_Problem description_
Can you print every one of the lines below with nothing changed?

(Records of element boundaries)
>> Begin

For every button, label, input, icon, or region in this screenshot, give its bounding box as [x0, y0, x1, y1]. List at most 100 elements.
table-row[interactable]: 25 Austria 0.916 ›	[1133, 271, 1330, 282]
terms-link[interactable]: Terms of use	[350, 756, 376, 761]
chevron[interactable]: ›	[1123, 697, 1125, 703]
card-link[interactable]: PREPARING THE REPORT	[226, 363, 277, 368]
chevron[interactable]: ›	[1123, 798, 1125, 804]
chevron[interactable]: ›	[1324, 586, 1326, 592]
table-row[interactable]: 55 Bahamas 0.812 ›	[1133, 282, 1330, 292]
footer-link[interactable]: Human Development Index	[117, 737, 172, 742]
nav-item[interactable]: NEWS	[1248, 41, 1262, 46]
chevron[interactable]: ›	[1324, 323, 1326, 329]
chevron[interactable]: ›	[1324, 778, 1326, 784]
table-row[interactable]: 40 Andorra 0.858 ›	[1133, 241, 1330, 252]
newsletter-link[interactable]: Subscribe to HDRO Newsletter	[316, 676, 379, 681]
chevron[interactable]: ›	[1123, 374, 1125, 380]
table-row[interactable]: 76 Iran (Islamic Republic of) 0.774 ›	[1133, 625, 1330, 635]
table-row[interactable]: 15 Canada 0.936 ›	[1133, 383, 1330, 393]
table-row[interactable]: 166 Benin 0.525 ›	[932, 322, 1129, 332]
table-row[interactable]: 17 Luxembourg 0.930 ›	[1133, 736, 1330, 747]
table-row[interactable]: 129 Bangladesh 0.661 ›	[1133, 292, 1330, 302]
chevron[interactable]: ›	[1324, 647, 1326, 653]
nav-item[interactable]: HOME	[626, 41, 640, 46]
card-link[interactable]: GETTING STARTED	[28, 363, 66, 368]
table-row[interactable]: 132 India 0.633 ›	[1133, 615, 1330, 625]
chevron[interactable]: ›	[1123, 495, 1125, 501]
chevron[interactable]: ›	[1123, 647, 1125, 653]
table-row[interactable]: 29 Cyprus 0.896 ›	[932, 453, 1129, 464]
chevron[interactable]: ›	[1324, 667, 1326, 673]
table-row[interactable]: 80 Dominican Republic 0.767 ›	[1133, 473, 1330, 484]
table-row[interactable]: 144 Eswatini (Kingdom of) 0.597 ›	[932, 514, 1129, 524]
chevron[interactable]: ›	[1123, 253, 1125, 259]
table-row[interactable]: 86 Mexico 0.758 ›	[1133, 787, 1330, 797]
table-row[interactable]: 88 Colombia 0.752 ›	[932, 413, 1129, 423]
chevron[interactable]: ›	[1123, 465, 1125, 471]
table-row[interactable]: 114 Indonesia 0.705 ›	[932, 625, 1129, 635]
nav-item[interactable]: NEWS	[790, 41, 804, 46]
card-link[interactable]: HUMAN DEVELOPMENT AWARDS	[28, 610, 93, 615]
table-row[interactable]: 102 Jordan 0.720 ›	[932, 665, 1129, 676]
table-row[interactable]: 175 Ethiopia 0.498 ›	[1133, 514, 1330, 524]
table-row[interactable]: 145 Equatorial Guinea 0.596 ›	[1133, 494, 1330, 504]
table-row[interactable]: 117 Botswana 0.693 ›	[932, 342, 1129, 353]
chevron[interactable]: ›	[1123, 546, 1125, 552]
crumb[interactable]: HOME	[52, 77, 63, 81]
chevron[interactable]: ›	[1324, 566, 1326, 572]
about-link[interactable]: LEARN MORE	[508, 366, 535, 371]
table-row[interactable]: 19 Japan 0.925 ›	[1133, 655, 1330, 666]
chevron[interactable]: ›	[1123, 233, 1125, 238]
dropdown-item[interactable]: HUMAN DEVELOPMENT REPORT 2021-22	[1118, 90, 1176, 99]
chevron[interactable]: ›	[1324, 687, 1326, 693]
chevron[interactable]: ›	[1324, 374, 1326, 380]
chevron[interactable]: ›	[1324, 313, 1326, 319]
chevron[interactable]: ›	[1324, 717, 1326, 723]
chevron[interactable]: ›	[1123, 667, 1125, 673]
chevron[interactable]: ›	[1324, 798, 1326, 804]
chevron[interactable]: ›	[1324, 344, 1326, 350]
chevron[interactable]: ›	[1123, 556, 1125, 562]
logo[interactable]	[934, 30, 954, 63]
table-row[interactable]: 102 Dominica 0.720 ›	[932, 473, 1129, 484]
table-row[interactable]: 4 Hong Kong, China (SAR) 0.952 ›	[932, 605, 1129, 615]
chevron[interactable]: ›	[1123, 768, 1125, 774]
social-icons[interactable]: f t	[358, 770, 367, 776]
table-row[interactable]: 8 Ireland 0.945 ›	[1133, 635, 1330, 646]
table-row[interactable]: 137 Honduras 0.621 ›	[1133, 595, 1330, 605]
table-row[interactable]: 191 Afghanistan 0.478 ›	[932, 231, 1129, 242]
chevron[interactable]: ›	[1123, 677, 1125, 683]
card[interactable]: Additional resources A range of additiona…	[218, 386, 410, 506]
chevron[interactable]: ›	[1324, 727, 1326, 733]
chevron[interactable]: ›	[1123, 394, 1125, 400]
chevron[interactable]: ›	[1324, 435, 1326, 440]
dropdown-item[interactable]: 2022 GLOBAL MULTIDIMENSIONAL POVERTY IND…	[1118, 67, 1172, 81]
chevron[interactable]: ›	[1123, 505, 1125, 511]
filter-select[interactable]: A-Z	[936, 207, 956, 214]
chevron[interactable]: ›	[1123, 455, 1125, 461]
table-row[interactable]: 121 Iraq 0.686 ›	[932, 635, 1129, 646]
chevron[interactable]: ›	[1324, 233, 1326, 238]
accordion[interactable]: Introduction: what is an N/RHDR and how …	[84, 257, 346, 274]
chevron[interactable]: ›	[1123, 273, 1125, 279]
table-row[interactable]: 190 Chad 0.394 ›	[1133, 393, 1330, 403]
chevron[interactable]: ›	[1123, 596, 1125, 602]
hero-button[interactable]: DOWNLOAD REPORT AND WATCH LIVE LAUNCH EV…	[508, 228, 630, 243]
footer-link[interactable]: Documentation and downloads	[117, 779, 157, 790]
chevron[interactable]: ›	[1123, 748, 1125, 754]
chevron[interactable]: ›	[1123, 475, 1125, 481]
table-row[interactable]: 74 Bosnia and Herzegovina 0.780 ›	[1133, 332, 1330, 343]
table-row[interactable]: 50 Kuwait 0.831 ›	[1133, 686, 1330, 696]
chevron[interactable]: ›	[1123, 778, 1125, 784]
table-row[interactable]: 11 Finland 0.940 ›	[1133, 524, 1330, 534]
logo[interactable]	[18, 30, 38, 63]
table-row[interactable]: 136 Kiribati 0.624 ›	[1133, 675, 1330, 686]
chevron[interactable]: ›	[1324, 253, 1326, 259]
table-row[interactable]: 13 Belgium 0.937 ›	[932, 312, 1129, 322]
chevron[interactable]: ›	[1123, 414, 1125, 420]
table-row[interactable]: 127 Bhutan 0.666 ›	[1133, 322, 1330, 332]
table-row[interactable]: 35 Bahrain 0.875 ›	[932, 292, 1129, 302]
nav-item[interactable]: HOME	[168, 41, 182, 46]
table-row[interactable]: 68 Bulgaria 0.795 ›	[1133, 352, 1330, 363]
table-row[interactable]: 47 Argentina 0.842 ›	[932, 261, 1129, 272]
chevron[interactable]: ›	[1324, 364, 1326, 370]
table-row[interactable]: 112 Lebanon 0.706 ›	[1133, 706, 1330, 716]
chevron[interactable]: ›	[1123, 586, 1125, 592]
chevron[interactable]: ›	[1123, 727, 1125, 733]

>> End

_Output of the exercise_
For every button, label, input, icon, or region in this screenshot, give its bounding box as [x0, y0, x1, y1]. List at most 100 elements.
table-row[interactable]: 25 Austria 0.916 ›	[1133, 271, 1330, 282]
terms-link[interactable]: Terms of use	[350, 756, 376, 761]
chevron[interactable]: ›	[1123, 697, 1125, 703]
card-link[interactable]: PREPARING THE REPORT	[226, 363, 277, 368]
chevron[interactable]: ›	[1123, 798, 1125, 804]
chevron[interactable]: ›	[1324, 586, 1326, 592]
table-row[interactable]: 55 Bahamas 0.812 ›	[1133, 282, 1330, 292]
footer-link[interactable]: Human Development Index	[117, 737, 172, 742]
nav-item[interactable]: NEWS	[1248, 41, 1262, 46]
chevron[interactable]: ›	[1324, 323, 1326, 329]
chevron[interactable]: ›	[1324, 778, 1326, 784]
table-row[interactable]: 40 Andorra 0.858 ›	[1133, 241, 1330, 252]
newsletter-link[interactable]: Subscribe to HDRO Newsletter	[316, 676, 379, 681]
chevron[interactable]: ›	[1123, 374, 1125, 380]
table-row[interactable]: 76 Iran (Islamic Republic of) 0.774 ›	[1133, 625, 1330, 635]
table-row[interactable]: 15 Canada 0.936 ›	[1133, 383, 1330, 393]
table-row[interactable]: 166 Benin 0.525 ›	[932, 322, 1129, 332]
table-row[interactable]: 17 Luxembourg 0.930 ›	[1133, 736, 1330, 747]
table-row[interactable]: 129 Bangladesh 0.661 ›	[1133, 292, 1330, 302]
chevron[interactable]: ›	[1324, 647, 1326, 653]
nav-item[interactable]: HOME	[626, 41, 640, 46]
card-link[interactable]: GETTING STARTED	[28, 363, 66, 368]
table-row[interactable]: 132 India 0.633 ›	[1133, 615, 1330, 625]
chevron[interactable]: ›	[1123, 495, 1125, 501]
chevron[interactable]: ›	[1123, 647, 1125, 653]
table-row[interactable]: 29 Cyprus 0.896 ›	[932, 453, 1129, 464]
chevron[interactable]: ›	[1324, 667, 1326, 673]
table-row[interactable]: 80 Dominican Republic 0.767 ›	[1133, 473, 1330, 484]
table-row[interactable]: 144 Eswatini (Kingdom of) 0.597 ›	[932, 514, 1129, 524]
chevron[interactable]: ›	[1123, 253, 1125, 259]
table-row[interactable]: 86 Mexico 0.758 ›	[1133, 787, 1330, 797]
table-row[interactable]: 88 Colombia 0.752 ›	[932, 413, 1129, 423]
chevron[interactable]: ›	[1123, 465, 1125, 471]
table-row[interactable]: 114 Indonesia 0.705 ›	[932, 625, 1129, 635]
nav-item[interactable]: NEWS	[790, 41, 804, 46]
card-link[interactable]: HUMAN DEVELOPMENT AWARDS	[28, 610, 93, 615]
table-row[interactable]: 102 Jordan 0.720 ›	[932, 665, 1129, 676]
table-row[interactable]: 175 Ethiopia 0.498 ›	[1133, 514, 1330, 524]
table-row[interactable]: 145 Equatorial Guinea 0.596 ›	[1133, 494, 1330, 504]
table-row[interactable]: 117 Botswana 0.693 ›	[932, 342, 1129, 353]
chevron[interactable]: ›	[1123, 546, 1125, 552]
crumb[interactable]: HOME	[52, 77, 63, 81]
chevron[interactable]: ›	[1324, 566, 1326, 572]
about-link[interactable]: LEARN MORE	[508, 366, 535, 371]
table-row[interactable]: 19 Japan 0.925 ›	[1133, 655, 1330, 666]
chevron[interactable]: ›	[1123, 233, 1125, 238]
dropdown-item[interactable]: HUMAN DEVELOPMENT REPORT 2021-22	[1118, 90, 1176, 99]
chevron[interactable]: ›	[1324, 687, 1326, 693]
chevron[interactable]: ›	[1324, 374, 1326, 380]
chevron[interactable]: ›	[1324, 313, 1326, 319]
chevron[interactable]: ›	[1324, 717, 1326, 723]
chevron[interactable]: ›	[1123, 667, 1125, 673]
chevron[interactable]: ›	[1324, 798, 1326, 804]
chevron[interactable]: ›	[1324, 344, 1326, 350]
chevron[interactable]: ›	[1123, 556, 1125, 562]
logo[interactable]	[934, 30, 954, 63]
table-row[interactable]: 102 Dominica 0.720 ›	[932, 473, 1129, 484]
table-row[interactable]: 4 Hong Kong, China (SAR) 0.952 ›	[932, 605, 1129, 615]
chevron[interactable]: ›	[1123, 768, 1125, 774]
social-icons[interactable]: f t	[358, 770, 367, 776]
table-row[interactable]: 8 Ireland 0.945 ›	[1133, 635, 1330, 646]
table-row[interactable]: 137 Honduras 0.621 ›	[1133, 595, 1330, 605]
table-row[interactable]: 191 Afghanistan 0.478 ›	[932, 231, 1129, 242]
chevron[interactable]: ›	[1123, 677, 1125, 683]
card[interactable]: Additional resources A range of additiona…	[218, 386, 410, 506]
chevron[interactable]: ›	[1324, 727, 1326, 733]
chevron[interactable]: ›	[1123, 394, 1125, 400]
chevron[interactable]: ›	[1324, 435, 1326, 440]
dropdown-item[interactable]: 2022 GLOBAL MULTIDIMENSIONAL POVERTY IND…	[1118, 67, 1172, 81]
chevron[interactable]: ›	[1123, 505, 1125, 511]
filter-select[interactable]: A-Z	[936, 207, 956, 214]
chevron[interactable]: ›	[1123, 455, 1125, 461]
table-row[interactable]: 121 Iraq 0.686 ›	[932, 635, 1129, 646]
chevron[interactable]: ›	[1324, 233, 1326, 238]
accordion[interactable]: Introduction: what is an N/RHDR and how …	[84, 257, 346, 274]
chevron[interactable]: ›	[1123, 273, 1125, 279]
table-row[interactable]: 190 Chad 0.394 ›	[1133, 393, 1330, 403]
chevron[interactable]: ›	[1123, 596, 1125, 602]
hero-button[interactable]: DOWNLOAD REPORT AND WATCH LIVE LAUNCH EV…	[508, 228, 630, 243]
footer-link[interactable]: Documentation and downloads	[117, 779, 157, 790]
chevron[interactable]: ›	[1123, 748, 1125, 754]
chevron[interactable]: ›	[1123, 475, 1125, 481]
table-row[interactable]: 74 Bosnia and Herzegovina 0.780 ›	[1133, 332, 1330, 343]
table-row[interactable]: 50 Kuwait 0.831 ›	[1133, 686, 1330, 696]
chevron[interactable]: ›	[1123, 778, 1125, 784]
table-row[interactable]: 11 Finland 0.940 ›	[1133, 524, 1330, 534]
logo[interactable]	[18, 30, 38, 63]
table-row[interactable]: 136 Kiribati 0.624 ›	[1133, 675, 1330, 686]
chevron[interactable]: ›	[1324, 253, 1326, 259]
table-row[interactable]: 13 Belgium 0.937 ›	[932, 312, 1129, 322]
chevron[interactable]: ›	[1123, 414, 1125, 420]
table-row[interactable]: 127 Bhutan 0.666 ›	[1133, 322, 1330, 332]
table-row[interactable]: 35 Bahrain 0.875 ›	[932, 292, 1129, 302]
nav-item[interactable]: HOME	[168, 41, 182, 46]
table-row[interactable]: 68 Bulgaria 0.795 ›	[1133, 352, 1330, 363]
table-row[interactable]: 47 Argentina 0.842 ›	[932, 261, 1129, 272]
chevron[interactable]: ›	[1324, 364, 1326, 370]
table-row[interactable]: 112 Lebanon 0.706 ›	[1133, 706, 1330, 716]
chevron[interactable]: ›	[1123, 586, 1125, 592]
chevron[interactable]: ›	[1123, 727, 1125, 733]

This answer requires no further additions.